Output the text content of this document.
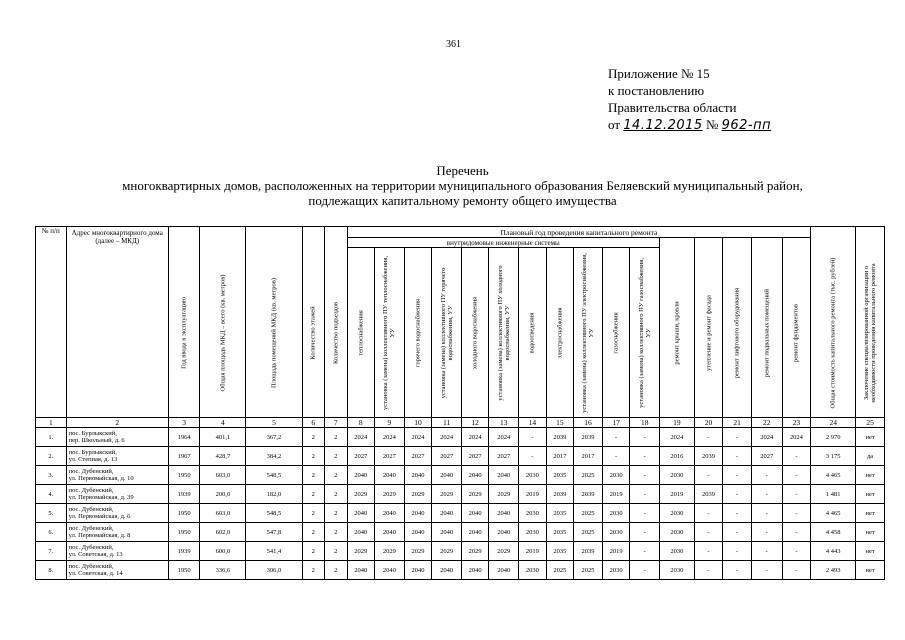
361
Приложение № 15
к постановлению
Правительства области
от 14.12.2015 № 962-пп
Перечень
многоквартирных домов, расположенных на территории муниципального образования Беляевский муниципальный район,
подлежащих капитальному ремонту общего имущества
№ п/п	Адрес многоквартирного дома (далее – МКД)	Год ввода в эксплуатацию	Общая площадь МКД – всего (кв. метров)	Площадь помещений МКД (кв. метров)	Количество этажей	Количество подъездов	Плановый год проведения капитального ремонта																Общая стоимость капитального ремонта (тыс. рублей)	Заключение специализированной организации о необходимости проведения капитального ремонта

							внутридомовые инженерные системы											ремонт крыши, кровли	утепление и ремонт фасада	ремонт лифтового оборудования	ремонт подвальных помещений	ремонт фундаментов		

							теплоснабжения	установка (замена) коллективного ПУ теплоснабжения, УУ	горячего водоснабжения	установка (замена) коллективного ПУ горячего водоснабжения, УУ	холодного водоснабжения	установка (замена) коллективного ПУ холодного водоснабжения, УУ	водоотведения	электроснабжения	установка (замена) коллективного ПУ электроснабжения, УУ	газоснабжения	установка (замена) коллективного ПУ газоснабжения, УУ							

1	2	3	4	5	6	7	8	9	10	11	12	13	14	15	16	17	18	19	20	21	22	23	24	25
1.	пос. Бурлыкский,
пер. Школьный, д. 6	1964	401,1	367,2	2	2	2024	2024	2024	2024	2024	2024	-	2039	2039	-	-	2024	-	-	2024	2024	2 970	нет
2.	пос. Бурлыкский,
ул. Степная, д. 13	1967	428,7	384,2	2	2	2027	2027	2027	2027	2027	2027	-	2017	2017	-	-	2016	2039	-	2027	-	3 175	да
3.	пос. Дубенский,
ул. Первомайская, д. 10	1950	603,0	548,5	2	2	2040	2040	2040	2040	2040	2040	2030	2035	2025	2030	-	2030	-	-	-	-	4 465	нет
4.	пос. Дубенский,
ул. Первомайская, д. 39	1939	200,0	182,0	2	2	2029	2029	2029	2029	2029	2029	2019	2039	2039	2019	-	2019	2039	-	-	-	1 481	нет
5.	пос. Дубенский,
ул. Первомайская, д. 6	1950	603,0	548,5	2	2	2040	2040	2040	2040	2040	2040	2030	2035	2025	2030	-	2030	-	-	-	-	4 465	нет
6.	пос. Дубенский,
ул. Первомайская, д. 8	1950	602,0	547,8	2	2	2040	2040	2040	2040	2040	2040	2030	2035	2025	2030	-	2030	-	-	-	-	4 458	нет
7.	пос. Дубенский,
ул. Советская, д. 13	1939	600,0	541,4	2	2	2029	2029	2029	2029	2029	2029	2019	2035	2039	2019	-	2030	-	-	-	-	4 443	нет
8.	пос. Дубенский,
ул. Советская, д. 14	1950	336,6	306,0	2	2	2040	2040	2040	2040	2040	2040	2030	2025	2025	2030	-	2030	-	-	-	-	2 493	нет
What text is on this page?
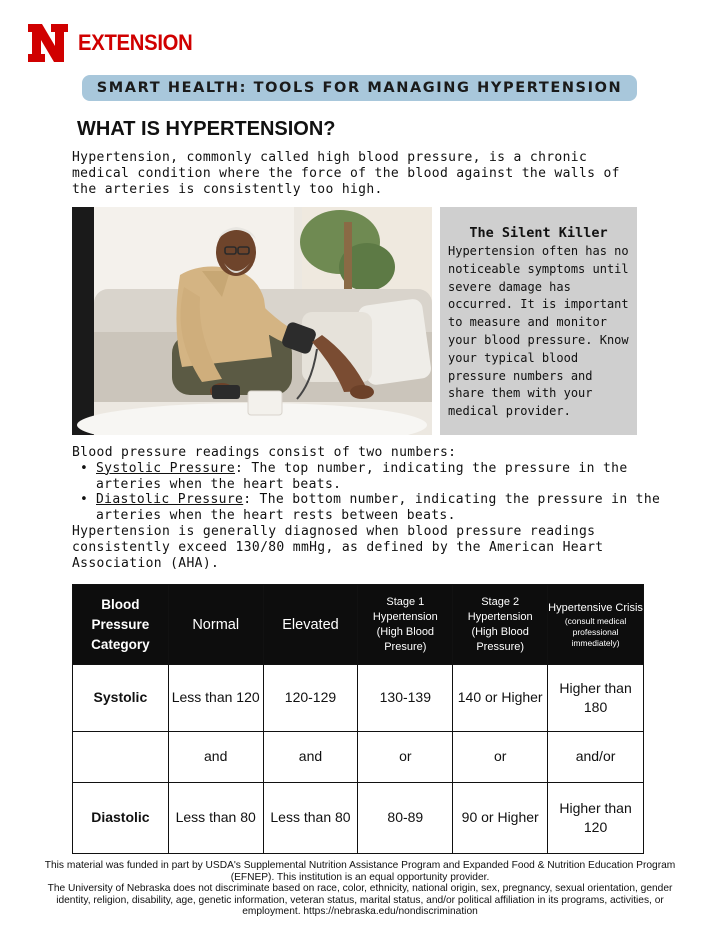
EXTENSION
SMART HEALTH: TOOLS FOR MANAGING HYPERTENSION
WHAT IS HYPERTENSION?

Hypertension, commonly called high blood pressure, is a chronic medical condition where the force of the blood against the walls of the arteries is consistently too high.

The Silent Killer

Hypertension often has no noticeable symptoms until severe damage has occurred. It is important to measure and monitor your blood pressure. Know your typical blood pressure numbers and share them with your medical provider.

Blood pressure readings consist of two numbers:

• Systolic Pressure: The top number, indicating the pressure in the arteries when the heart beats.
• Diastolic Pressure: The bottom number, indicating the pressure in the arteries when the heart rests between beats.

Hypertension is generally diagnosed when blood pressure readings consistently exceed 130/80 mmHg, as defined by the American Heart Association (AHA).

Blood Pressure Category	Normal	Elevated	Stage 1 Hypertension (High Blood Presure)	Stage 2 Hypertension (High Blood Pressure)	Hypertensive Crisis
(consult medical professional immediately)

Systolic	Less than 120	120-129	130-139	140 or Higher	Higher than 180
	and	and	or	or	and/or
Diastolic	Less than 80	Less than 80	80-89	90 or Higher	Higher than 120

This material was funded in part by USDA's Supplemental Nutrition Assistance Program and Expanded Food & Nutrition Education Program (EFNEP). This institution is an equal opportunity provider.

The University of Nebraska does not discriminate based on race, color, ethnicity, national origin, sex, pregnancy, sexual orientation, gender identity, religion, disability, age, genetic information, veteran status, marital status, and/or political affiliation in its programs, activities, or employment. https://nebraska.edu/nondiscrimination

====

• **EXERCISE DIRECTIONS**
Say, as a bare number, how many lines in the entries above include the string "consistently".

• **ANSWER BELOW**
2